**Records for processing:**
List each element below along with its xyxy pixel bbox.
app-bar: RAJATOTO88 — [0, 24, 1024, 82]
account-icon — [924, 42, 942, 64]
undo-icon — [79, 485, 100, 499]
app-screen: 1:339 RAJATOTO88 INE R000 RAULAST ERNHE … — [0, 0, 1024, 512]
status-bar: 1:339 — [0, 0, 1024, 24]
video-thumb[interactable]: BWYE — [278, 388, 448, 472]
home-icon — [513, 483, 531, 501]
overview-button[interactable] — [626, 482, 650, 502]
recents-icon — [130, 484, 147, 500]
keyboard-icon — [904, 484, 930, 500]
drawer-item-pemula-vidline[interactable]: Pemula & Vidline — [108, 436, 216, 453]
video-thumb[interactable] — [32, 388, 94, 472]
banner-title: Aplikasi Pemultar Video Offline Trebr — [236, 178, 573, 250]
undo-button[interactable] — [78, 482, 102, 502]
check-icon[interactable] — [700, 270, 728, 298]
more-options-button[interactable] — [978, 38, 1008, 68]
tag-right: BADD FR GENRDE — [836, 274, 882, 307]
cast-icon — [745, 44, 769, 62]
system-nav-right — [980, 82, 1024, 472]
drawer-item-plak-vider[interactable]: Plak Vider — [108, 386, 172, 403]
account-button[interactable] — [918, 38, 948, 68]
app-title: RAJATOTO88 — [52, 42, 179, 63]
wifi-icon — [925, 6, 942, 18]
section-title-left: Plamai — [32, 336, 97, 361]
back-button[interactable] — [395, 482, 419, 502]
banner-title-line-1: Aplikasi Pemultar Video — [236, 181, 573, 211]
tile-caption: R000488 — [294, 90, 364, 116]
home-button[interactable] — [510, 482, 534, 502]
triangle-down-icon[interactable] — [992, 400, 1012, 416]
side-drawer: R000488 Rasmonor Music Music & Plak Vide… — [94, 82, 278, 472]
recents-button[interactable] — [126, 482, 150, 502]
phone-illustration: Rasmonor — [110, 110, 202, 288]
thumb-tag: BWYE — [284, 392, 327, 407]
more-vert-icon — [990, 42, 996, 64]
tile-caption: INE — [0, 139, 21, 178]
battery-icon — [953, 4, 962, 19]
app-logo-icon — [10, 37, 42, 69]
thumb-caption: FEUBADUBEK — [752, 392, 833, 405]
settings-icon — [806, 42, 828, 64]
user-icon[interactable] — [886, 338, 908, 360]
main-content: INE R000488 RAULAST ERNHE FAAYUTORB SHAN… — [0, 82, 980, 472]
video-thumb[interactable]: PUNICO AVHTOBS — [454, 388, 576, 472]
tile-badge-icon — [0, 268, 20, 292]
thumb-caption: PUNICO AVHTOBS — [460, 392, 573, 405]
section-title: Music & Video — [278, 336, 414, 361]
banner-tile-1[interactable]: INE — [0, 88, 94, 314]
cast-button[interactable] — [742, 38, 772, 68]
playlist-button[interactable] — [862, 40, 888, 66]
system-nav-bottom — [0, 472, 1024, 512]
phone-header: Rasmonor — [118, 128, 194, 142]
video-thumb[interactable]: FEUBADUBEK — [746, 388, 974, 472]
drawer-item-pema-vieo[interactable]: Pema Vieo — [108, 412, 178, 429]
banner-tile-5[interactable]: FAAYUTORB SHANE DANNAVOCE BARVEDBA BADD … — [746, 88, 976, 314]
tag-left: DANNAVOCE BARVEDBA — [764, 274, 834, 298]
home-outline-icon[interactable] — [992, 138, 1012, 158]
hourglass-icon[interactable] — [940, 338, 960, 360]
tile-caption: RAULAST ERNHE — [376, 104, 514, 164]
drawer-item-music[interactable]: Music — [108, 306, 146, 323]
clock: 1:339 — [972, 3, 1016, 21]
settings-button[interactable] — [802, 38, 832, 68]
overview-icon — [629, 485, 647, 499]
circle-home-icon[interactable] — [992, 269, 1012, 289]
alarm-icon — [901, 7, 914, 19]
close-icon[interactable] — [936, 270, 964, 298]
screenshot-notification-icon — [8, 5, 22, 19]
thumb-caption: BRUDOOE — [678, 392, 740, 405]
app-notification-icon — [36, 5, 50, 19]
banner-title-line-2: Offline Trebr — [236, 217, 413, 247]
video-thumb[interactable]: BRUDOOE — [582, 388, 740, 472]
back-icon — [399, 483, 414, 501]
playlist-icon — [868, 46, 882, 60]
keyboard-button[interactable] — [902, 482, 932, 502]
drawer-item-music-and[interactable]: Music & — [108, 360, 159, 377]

**Exercise prompt:** Rewrite every one of the lines above, replacing "video-thumb" with "video-tile" wherever it occurs and leaving everything else unchanged.

**Final result:**
List each element below along with its xyxy pixel bbox.
app-bar: RAJATOTO88 — [0, 24, 1024, 82]
account-icon — [924, 42, 942, 64]
undo-icon — [79, 485, 100, 499]
app-screen: 1:339 RAJATOTO88 INE R000 RAULAST ERNHE … — [0, 0, 1024, 512]
status-bar: 1:339 — [0, 0, 1024, 24]
video-tile[interactable]: BWYE — [278, 388, 448, 472]
home-icon — [513, 483, 531, 501]
overview-button[interactable] — [626, 482, 650, 502]
recents-icon — [130, 484, 147, 500]
keyboard-icon — [904, 484, 930, 500]
drawer-item-pemula-vidline[interactable]: Pemula & Vidline — [108, 436, 216, 453]
video-tile[interactable] — [32, 388, 94, 472]
banner-title: Aplikasi Pemultar Video Offline Trebr — [236, 178, 573, 250]
undo-button[interactable] — [78, 482, 102, 502]
check-icon[interactable] — [700, 270, 728, 298]
more-options-button[interactable] — [978, 38, 1008, 68]
tag-right: BADD FR GENRDE — [836, 274, 882, 307]
cast-icon — [745, 44, 769, 62]
system-nav-right — [980, 82, 1024, 472]
drawer-item-plak-vider[interactable]: Plak Vider — [108, 386, 172, 403]
account-button[interactable] — [918, 38, 948, 68]
app-title: RAJATOTO88 — [52, 42, 179, 63]
wifi-icon — [925, 6, 942, 18]
section-title-left: Plamai — [32, 336, 97, 361]
back-button[interactable] — [395, 482, 419, 502]
banner-title-line-1: Aplikasi Pemultar Video — [236, 181, 573, 211]
tile-caption: R000488 — [294, 90, 364, 116]
home-button[interactable] — [510, 482, 534, 502]
triangle-down-icon[interactable] — [992, 400, 1012, 416]
side-drawer: R000488 Rasmonor Music Music & Plak Vide… — [94, 82, 278, 472]
recents-button[interactable] — [126, 482, 150, 502]
phone-illustration: Rasmonor — [110, 110, 202, 288]
thumb-tag: BWYE — [284, 392, 327, 407]
more-vert-icon — [990, 42, 996, 64]
tile-caption: INE — [0, 139, 21, 178]
battery-icon — [953, 4, 962, 19]
app-logo-icon — [10, 37, 42, 69]
thumb-caption: FEUBADUBEK — [752, 392, 833, 405]
settings-icon — [806, 42, 828, 64]
user-icon[interactable] — [886, 338, 908, 360]
main-content: INE R000488 RAULAST ERNHE FAAYUTORB SHAN… — [0, 82, 980, 472]
video-tile[interactable]: PUNICO AVHTOBS — [454, 388, 576, 472]
tile-badge-icon — [0, 268, 20, 292]
thumb-caption: PUNICO AVHTOBS — [460, 392, 573, 405]
section-title: Music & Video — [278, 336, 414, 361]
banner-tile-1[interactable]: INE — [0, 88, 94, 314]
cast-button[interactable] — [742, 38, 772, 68]
playlist-button[interactable] — [862, 40, 888, 66]
system-nav-bottom — [0, 472, 1024, 512]
phone-header: Rasmonor — [118, 128, 194, 142]
video-tile[interactable]: FEUBADUBEK — [746, 388, 974, 472]
drawer-item-pema-vieo[interactable]: Pema Vieo — [108, 412, 178, 429]
banner-tile-5[interactable]: FAAYUTORB SHANE DANNAVOCE BARVEDBA BADD … — [746, 88, 976, 314]
tag-left: DANNAVOCE BARVEDBA — [764, 274, 834, 298]
home-outline-icon[interactable] — [992, 138, 1012, 158]
hourglass-icon[interactable] — [940, 338, 960, 360]
tile-caption: RAULAST ERNHE — [376, 104, 514, 164]
drawer-item-music[interactable]: Music — [108, 306, 146, 323]
clock: 1:339 — [972, 3, 1016, 21]
settings-button[interactable] — [802, 38, 832, 68]
overview-icon — [629, 485, 647, 499]
circle-home-icon[interactable] — [992, 269, 1012, 289]
alarm-icon — [901, 7, 914, 19]
close-icon[interactable] — [936, 270, 964, 298]
screenshot-notification-icon — [8, 5, 22, 19]
thumb-caption: BRUDOOE — [678, 392, 740, 405]
app-notification-icon — [36, 5, 50, 19]
banner-title-line-2: Offline Trebr — [236, 217, 413, 247]
video-tile[interactable]: BRUDOOE — [582, 388, 740, 472]
back-icon — [399, 483, 414, 501]
playlist-icon — [868, 46, 882, 60]
keyboard-button[interactable] — [902, 482, 932, 502]
drawer-item-music-and[interactable]: Music & — [108, 360, 159, 377]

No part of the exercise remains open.